▶ [AIM OF THE TASK]:
Please pull out every line that includes the string "NOAA".

*** ENTRIES PROVIDED ***

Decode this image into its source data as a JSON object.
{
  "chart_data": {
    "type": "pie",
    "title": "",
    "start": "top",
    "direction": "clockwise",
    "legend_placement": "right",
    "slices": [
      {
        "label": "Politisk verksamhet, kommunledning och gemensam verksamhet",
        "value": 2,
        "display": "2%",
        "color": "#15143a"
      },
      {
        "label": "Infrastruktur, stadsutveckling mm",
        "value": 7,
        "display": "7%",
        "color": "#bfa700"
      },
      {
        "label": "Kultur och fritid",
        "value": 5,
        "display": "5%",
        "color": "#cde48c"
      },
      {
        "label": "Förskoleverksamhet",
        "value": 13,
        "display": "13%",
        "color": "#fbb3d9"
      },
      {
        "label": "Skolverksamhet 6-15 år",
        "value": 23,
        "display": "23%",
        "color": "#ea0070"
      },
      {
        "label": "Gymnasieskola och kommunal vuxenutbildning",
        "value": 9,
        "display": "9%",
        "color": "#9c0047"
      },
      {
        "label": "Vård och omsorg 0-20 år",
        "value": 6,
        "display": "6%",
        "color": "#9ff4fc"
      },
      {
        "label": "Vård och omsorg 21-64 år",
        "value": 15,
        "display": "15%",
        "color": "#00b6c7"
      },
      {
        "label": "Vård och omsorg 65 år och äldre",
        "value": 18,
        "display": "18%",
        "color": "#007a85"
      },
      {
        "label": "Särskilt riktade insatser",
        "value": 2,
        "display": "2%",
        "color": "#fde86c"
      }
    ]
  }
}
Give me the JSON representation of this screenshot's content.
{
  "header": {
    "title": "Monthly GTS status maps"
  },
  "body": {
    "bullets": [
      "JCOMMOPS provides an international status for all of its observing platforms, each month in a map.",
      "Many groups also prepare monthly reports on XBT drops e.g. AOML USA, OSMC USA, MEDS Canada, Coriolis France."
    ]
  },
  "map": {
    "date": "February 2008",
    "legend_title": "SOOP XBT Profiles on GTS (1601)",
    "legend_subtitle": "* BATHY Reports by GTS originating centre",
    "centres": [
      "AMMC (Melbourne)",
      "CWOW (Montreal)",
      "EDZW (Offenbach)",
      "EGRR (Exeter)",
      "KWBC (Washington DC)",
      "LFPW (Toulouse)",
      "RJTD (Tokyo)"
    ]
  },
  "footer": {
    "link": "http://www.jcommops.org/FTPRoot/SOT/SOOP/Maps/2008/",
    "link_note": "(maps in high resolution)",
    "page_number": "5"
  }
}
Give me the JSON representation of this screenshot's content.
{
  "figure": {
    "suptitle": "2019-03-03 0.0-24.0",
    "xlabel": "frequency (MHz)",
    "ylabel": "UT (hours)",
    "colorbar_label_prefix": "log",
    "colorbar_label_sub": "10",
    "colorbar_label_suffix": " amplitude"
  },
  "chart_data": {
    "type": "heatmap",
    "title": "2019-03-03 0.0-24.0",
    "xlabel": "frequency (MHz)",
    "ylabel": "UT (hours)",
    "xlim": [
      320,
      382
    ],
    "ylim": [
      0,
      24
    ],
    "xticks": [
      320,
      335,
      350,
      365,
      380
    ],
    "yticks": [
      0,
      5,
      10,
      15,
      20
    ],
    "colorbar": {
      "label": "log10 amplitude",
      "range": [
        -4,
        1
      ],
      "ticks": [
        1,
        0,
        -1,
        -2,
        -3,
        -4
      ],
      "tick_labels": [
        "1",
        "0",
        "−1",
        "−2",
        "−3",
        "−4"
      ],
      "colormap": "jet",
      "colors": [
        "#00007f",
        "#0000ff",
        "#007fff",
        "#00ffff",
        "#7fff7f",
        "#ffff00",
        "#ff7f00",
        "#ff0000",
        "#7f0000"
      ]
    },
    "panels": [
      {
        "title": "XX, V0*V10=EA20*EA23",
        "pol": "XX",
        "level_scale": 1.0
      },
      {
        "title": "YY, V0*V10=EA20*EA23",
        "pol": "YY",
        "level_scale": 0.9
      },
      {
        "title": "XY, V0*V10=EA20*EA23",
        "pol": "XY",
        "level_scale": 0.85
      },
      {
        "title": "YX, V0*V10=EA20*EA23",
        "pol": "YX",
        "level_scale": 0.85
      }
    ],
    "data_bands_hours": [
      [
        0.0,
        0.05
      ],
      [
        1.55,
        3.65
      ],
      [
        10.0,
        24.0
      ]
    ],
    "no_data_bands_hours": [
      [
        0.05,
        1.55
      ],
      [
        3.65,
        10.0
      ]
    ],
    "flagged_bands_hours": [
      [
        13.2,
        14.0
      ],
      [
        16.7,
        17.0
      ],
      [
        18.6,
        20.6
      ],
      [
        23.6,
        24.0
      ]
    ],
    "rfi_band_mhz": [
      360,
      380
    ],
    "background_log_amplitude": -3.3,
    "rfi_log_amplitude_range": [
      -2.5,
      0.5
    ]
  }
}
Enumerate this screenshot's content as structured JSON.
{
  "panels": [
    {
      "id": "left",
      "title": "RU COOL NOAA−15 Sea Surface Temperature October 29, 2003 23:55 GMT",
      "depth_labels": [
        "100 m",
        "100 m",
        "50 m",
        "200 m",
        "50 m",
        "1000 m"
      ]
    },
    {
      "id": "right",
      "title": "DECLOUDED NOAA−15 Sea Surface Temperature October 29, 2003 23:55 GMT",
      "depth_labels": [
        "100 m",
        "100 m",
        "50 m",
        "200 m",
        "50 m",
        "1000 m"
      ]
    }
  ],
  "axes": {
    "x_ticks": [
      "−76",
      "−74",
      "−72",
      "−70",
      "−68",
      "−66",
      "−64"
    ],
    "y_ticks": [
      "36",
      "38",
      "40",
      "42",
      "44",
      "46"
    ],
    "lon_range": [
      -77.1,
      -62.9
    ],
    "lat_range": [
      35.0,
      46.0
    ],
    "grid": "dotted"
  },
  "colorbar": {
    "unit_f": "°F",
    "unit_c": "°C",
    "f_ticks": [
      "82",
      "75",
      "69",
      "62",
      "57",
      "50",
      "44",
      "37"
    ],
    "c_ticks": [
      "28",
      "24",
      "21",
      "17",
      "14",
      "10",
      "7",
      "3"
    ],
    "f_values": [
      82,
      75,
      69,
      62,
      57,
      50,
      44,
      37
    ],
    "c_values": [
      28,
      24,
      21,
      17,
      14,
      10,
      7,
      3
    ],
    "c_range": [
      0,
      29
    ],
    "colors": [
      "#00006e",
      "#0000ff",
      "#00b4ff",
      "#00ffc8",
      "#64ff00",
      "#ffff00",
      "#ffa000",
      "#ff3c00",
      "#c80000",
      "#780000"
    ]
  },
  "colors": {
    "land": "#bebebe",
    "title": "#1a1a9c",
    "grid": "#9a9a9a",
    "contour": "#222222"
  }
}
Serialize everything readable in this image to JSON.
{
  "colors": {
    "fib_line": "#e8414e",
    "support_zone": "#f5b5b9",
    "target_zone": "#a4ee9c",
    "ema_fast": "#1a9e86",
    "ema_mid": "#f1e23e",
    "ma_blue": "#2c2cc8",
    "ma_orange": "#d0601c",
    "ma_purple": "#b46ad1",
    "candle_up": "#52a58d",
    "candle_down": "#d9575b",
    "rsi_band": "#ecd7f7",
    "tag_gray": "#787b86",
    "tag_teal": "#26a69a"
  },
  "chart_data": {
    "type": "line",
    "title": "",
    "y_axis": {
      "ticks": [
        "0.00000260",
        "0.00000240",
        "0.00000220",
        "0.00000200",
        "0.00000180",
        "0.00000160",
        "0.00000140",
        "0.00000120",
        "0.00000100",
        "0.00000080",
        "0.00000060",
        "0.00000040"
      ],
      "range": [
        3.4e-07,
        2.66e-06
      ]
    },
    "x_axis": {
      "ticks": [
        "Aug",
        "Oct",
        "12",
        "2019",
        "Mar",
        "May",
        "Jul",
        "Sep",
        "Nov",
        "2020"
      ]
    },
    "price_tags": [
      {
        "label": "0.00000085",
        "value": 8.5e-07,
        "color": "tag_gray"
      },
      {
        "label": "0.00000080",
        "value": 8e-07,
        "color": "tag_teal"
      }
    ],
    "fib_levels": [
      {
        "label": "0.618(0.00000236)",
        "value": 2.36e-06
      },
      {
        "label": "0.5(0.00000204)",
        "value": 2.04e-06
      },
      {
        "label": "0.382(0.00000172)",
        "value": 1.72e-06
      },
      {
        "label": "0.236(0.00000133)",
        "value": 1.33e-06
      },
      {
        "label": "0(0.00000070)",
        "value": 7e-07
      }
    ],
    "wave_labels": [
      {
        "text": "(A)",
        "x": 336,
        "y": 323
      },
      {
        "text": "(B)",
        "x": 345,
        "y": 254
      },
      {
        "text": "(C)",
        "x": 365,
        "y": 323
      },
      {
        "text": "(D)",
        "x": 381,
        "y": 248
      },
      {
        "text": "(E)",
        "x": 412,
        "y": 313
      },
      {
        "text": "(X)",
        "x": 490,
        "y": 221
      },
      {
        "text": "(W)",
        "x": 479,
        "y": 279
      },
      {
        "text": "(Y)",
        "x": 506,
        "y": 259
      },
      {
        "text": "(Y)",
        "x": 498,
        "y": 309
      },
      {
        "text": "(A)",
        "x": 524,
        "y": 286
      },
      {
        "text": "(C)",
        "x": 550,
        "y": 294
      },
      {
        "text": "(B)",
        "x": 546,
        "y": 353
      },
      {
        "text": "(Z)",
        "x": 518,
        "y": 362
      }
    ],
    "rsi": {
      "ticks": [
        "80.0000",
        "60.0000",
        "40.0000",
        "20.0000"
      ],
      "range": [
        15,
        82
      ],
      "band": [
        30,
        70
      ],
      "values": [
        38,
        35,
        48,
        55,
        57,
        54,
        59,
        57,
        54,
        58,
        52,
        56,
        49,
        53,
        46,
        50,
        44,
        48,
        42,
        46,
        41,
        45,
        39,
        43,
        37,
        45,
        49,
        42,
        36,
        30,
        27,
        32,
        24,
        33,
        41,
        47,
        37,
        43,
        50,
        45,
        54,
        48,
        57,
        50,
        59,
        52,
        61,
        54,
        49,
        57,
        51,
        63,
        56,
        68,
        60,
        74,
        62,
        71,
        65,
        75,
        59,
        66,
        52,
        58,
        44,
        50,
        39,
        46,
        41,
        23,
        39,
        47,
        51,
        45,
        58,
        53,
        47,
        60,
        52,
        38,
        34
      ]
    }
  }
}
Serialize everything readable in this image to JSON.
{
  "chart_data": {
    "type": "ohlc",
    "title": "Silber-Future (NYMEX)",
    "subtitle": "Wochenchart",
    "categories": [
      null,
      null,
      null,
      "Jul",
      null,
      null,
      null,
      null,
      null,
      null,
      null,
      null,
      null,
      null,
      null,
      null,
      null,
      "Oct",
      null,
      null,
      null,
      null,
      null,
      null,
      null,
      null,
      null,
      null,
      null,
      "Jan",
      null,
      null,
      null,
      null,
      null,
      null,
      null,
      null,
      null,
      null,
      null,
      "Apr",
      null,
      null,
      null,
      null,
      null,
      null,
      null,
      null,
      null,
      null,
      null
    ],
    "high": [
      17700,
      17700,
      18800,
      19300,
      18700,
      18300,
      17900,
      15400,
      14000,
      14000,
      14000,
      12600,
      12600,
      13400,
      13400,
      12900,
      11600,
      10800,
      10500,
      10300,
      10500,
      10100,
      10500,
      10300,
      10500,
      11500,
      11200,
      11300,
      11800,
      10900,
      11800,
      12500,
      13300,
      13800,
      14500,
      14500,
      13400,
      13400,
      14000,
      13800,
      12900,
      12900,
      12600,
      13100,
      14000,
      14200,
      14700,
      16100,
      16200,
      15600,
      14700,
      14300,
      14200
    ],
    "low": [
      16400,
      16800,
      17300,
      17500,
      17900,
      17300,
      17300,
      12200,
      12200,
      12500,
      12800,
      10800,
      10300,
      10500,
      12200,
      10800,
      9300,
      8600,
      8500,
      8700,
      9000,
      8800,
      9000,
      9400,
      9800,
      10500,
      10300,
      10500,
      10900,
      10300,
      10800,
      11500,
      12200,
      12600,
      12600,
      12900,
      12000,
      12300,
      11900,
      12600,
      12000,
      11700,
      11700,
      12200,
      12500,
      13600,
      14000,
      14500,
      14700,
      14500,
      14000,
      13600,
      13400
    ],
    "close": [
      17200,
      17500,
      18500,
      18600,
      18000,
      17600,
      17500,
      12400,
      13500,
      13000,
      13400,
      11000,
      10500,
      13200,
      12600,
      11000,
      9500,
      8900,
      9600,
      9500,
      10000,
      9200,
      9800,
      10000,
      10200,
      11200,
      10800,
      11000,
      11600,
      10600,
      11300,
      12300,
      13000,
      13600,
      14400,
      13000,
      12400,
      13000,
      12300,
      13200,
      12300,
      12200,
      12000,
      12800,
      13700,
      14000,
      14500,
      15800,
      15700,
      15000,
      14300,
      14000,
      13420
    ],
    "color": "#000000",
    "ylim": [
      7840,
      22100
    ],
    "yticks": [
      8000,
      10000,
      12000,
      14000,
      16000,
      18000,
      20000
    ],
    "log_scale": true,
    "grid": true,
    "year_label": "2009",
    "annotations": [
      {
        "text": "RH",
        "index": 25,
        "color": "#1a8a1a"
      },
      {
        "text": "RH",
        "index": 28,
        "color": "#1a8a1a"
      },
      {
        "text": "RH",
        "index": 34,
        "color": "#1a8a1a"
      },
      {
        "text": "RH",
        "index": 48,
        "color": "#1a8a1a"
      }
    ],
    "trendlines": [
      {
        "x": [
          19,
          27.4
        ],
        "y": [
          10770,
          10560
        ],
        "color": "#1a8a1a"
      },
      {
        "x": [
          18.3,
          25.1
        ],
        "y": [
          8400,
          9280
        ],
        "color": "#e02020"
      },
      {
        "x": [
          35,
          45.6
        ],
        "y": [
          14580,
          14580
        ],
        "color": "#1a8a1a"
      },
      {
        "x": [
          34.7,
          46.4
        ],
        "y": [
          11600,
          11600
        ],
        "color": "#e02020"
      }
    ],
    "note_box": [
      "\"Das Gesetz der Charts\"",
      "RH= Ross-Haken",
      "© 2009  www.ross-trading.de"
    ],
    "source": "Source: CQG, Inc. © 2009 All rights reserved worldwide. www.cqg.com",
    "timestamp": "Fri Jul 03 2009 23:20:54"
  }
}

***

▶ [WORKED SOLUTION]:
      "title": "RU COOL NOAA−15 Sea Surface Temperature October 29, 2003 23:55 GMT",
      "title": "DECLOUDED NOAA−15 Sea Surface Temperature October 29, 2003 23:55 GMT",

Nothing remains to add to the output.